### [Do this]
Below is a set of records. Repeat all of them exactly.

### [Material provided]

-=-=-=-=-

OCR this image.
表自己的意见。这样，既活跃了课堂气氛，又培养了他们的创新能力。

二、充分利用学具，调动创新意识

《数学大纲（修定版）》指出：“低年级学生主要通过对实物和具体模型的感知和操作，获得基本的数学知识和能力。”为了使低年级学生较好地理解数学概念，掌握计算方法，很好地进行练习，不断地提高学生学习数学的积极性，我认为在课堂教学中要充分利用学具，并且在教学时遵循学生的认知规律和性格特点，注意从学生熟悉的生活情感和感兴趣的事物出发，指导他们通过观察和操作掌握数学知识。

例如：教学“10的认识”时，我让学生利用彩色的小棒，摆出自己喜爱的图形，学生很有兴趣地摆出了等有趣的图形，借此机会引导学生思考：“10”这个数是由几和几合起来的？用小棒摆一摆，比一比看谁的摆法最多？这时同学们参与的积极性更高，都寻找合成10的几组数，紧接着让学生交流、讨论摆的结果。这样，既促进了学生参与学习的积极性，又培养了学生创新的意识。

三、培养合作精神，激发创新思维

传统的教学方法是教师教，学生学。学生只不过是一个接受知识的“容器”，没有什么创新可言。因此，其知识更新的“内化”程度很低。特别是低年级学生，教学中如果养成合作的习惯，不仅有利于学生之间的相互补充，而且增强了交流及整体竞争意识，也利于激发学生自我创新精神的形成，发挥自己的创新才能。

-=-=-=-=-

### [Answer for the task]
OCR this image.
表自己的意见。这样，既活跃了课堂气氛，又培养了他们的创新能力。

二、充分利用学具，调动创新意识

《数学大纲（修定版）》指出：“低年级学生主要通过对实物和具体模型的感知和操作，获得基本的数学知识和能力。”为了使低年级学生较好地理解数学概念，掌握计算方法，很好地进行练习，不断地提高学生学习数学的积极性，我认为在课堂教学中要充分利用学具，并且在教学时遵循学生的认知规律和性格特点，注意从学生熟悉的生活情感和感兴趣的事物出发，指导他们通过观察和操作掌握数学知识。

例如：教学“10的认识”时，我让学生利用彩色的小棒，摆出自己喜爱的图形，学生很有兴趣地摆出了等有趣的图形，借此机会引导学生思考：“10”这个数是由几和几合起来的？用小棒摆一摆，比一比看谁的摆法最多？这时同学们参与的积极性更高，都寻找合成10的几组数，紧接着让学生交流、讨论摆的结果。这样，既促进了学生参与学习的积极性，又培养了学生创新的意识。

三、培养合作精神，激发创新思维

传统的教学方法是教师教，学生学。学生只不过是一个接受知识的“容器”，没有什么创新可言。因此，其知识更新的“内化”程度很低。特别是低年级学生，教学中如果养成合作的习惯，不仅有利于学生之间的相互补充，而且增强了交流及整体竞争意识，也利于激发学生自我创新精神的形成，发挥自己的创新才能。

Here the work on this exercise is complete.